» **Extract provided**:
And, lo and behold, we can see our data in Solr using cURL (I like to pipe the output through jq to get nicely formatted JSON):

curl 'localhost:8983/solr/products/select?wt=json&q=*' | jq .

So, using Solr we’ve now built a full text product search in only a few minutes, with potentially all the add-ons Solr provides out of the box. However, suppose there is supplementary information about the products, available from an external source (which might not be under our control).

I will now demonstrate how to configure Solr so that during a product search, the external source is also queried (either with the same user query or something different) and the resulting external data used to influence the result set. Each external result is ‘joined’ against a Solr document via a ‘join field’ or ‘join id’, which doesn’t have to be the Solr unique id (in the examples below I use the product id and manufacturer as the join fields). To get an ‘inner join’ I will use the XJoinQParserPlugin to turn the external ids into a filter query, but it’s also possible to build boost queries or use the XJoinValueSourceParser to use external values in a boost function. You can see all this implemented below.

» **What you will do**:
**A.** Please list every software tool, utility and plugin that the Solr excerpt mentions by name.
**B.** Carry on writing the Solr excerpt, starting right after its final sentence.

[Element position data]
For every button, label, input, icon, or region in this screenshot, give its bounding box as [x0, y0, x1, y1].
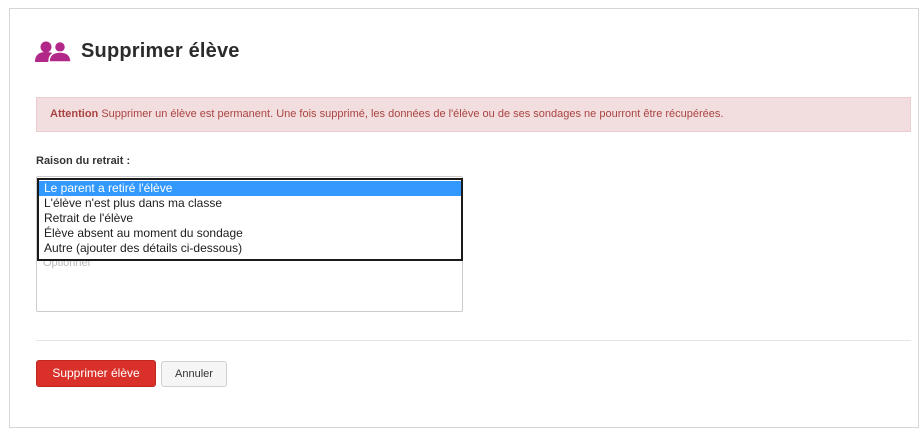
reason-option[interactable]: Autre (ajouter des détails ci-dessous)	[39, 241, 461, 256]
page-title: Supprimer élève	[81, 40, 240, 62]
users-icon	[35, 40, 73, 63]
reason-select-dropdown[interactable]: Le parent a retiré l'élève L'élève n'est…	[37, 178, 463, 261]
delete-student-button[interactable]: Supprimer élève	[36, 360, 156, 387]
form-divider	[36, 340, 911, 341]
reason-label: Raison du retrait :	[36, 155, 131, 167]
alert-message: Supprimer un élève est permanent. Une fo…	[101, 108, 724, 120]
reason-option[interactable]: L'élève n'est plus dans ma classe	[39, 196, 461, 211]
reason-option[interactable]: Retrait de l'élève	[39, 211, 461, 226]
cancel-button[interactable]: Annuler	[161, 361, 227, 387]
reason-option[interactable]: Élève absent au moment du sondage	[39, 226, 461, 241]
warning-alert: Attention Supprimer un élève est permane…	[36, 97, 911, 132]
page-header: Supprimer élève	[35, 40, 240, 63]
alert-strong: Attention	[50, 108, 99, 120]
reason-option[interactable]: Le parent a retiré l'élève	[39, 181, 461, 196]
---
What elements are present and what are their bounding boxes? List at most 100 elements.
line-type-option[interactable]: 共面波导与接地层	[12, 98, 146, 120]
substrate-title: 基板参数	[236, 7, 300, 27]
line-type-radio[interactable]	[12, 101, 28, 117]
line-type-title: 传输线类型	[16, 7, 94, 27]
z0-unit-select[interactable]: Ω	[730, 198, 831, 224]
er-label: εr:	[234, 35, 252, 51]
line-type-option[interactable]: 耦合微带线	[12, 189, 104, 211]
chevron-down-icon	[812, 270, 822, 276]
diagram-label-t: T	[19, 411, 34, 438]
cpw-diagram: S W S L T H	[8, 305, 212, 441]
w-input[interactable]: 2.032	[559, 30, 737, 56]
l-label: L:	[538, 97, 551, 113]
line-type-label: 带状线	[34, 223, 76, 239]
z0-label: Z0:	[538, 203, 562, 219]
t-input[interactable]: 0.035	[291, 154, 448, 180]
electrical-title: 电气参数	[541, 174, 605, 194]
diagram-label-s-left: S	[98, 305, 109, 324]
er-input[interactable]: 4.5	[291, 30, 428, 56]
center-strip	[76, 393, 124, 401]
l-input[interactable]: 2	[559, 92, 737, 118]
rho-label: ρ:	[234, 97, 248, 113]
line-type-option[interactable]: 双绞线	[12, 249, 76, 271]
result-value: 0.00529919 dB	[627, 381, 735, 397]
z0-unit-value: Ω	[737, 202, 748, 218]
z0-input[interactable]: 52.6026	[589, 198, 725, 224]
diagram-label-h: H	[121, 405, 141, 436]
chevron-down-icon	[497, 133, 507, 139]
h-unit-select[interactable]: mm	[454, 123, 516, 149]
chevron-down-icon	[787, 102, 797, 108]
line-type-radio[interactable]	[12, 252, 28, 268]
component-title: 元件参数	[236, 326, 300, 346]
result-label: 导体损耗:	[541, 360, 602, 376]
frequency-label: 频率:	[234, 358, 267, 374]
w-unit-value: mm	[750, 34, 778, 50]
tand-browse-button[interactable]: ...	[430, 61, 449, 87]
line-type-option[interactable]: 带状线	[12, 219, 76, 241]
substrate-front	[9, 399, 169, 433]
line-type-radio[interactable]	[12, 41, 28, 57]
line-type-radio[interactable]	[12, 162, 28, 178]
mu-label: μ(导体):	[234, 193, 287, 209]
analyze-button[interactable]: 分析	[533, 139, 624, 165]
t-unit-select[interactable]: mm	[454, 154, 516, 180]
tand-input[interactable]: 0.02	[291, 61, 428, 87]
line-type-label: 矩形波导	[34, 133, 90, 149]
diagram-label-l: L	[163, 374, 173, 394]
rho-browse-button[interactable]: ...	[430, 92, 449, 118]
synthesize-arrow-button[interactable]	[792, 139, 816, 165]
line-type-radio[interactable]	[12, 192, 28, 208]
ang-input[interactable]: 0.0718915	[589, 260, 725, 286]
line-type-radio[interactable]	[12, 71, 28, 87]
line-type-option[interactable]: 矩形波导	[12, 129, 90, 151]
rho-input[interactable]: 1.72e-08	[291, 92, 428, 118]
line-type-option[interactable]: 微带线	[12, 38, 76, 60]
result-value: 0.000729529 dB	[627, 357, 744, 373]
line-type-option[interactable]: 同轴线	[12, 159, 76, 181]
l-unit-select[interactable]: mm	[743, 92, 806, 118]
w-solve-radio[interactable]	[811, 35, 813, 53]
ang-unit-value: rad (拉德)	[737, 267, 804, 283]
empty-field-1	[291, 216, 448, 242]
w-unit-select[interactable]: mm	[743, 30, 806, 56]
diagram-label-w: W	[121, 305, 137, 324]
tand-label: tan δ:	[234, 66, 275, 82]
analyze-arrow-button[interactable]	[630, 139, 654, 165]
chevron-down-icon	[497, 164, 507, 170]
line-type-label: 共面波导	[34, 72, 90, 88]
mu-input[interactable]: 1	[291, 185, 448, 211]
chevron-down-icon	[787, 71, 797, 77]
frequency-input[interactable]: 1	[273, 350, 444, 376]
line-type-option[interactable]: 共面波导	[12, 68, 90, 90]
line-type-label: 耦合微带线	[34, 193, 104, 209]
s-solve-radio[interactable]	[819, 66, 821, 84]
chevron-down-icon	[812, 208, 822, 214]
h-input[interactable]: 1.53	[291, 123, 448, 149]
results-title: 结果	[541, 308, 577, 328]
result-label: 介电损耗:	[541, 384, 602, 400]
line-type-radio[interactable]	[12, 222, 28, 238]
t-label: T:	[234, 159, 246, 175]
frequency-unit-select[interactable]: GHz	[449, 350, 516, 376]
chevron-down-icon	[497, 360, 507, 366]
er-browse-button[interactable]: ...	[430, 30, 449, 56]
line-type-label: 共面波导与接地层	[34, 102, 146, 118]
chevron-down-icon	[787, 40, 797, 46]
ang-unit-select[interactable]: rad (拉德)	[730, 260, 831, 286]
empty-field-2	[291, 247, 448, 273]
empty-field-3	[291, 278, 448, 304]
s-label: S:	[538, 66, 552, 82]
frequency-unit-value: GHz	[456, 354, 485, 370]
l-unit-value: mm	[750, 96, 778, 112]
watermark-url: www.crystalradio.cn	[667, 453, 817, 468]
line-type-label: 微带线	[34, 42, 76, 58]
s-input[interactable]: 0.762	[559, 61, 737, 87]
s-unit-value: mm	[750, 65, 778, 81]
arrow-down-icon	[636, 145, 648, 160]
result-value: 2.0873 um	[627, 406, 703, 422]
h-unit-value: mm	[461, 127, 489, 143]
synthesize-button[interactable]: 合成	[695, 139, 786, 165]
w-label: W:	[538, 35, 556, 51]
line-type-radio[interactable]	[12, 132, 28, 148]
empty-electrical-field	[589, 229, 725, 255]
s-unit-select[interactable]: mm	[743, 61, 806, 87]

» **The responses**:
**A.** Solr, cURL, jq, XJoinQParserPlugin, XJoinValueSourceParser

**B.**
Product discount offers example

In the first of my examples, I’ll set up filtering and score boosting based on discount offers, the external source for which is going to be a web service, which I’m going to make available locally on the URL http://localhost:8000/offers.  Again, I’ll implement this in Python, using the popular Flask web server micro-framework and the module requests.  Install both of these using pip (I need sudo, but you might not):

blog$ sudo pip install flask requests

Creating the external source

Here’s my code for the product offers web API:

from flask import Flask
from index import read
import json
import random
import sys

app = Flask(__name__)

@app.route('/')
def main():
    return json.dumps({ 'info': 'product offers API' })

@app.route('/products')
def products():
    offer = lambda doc: {
                'id': doc['id'],
                'discountPct': random.randint(1, 80)
            }
    return json.dumps([offer(doc) for doc
                       in random.sample(app.docs, 64)])

@app.route('/manufacturers')
def manufacturer():
  manufacturers = set(doc['manufacturer'] for doc in app.docs
                      if 'manufacturer' in doc)
  deal = lambda m: {
             'manufacturer': m,
             'discountPct': random.randint(1, 10) * 5
         }
  return json.dumps([deal(m) for m
                     in random.sample(manufacturers, 3)])

if __name__ == "__main__":
  if len(sys.argv) < 2:
    print("Usage: {0} <CSV file>".format(sys.argv[0]))
    sys.exit(1)

  app.docs = list(read(sys.argv[1]))
  app.run(port=8000, debug=True)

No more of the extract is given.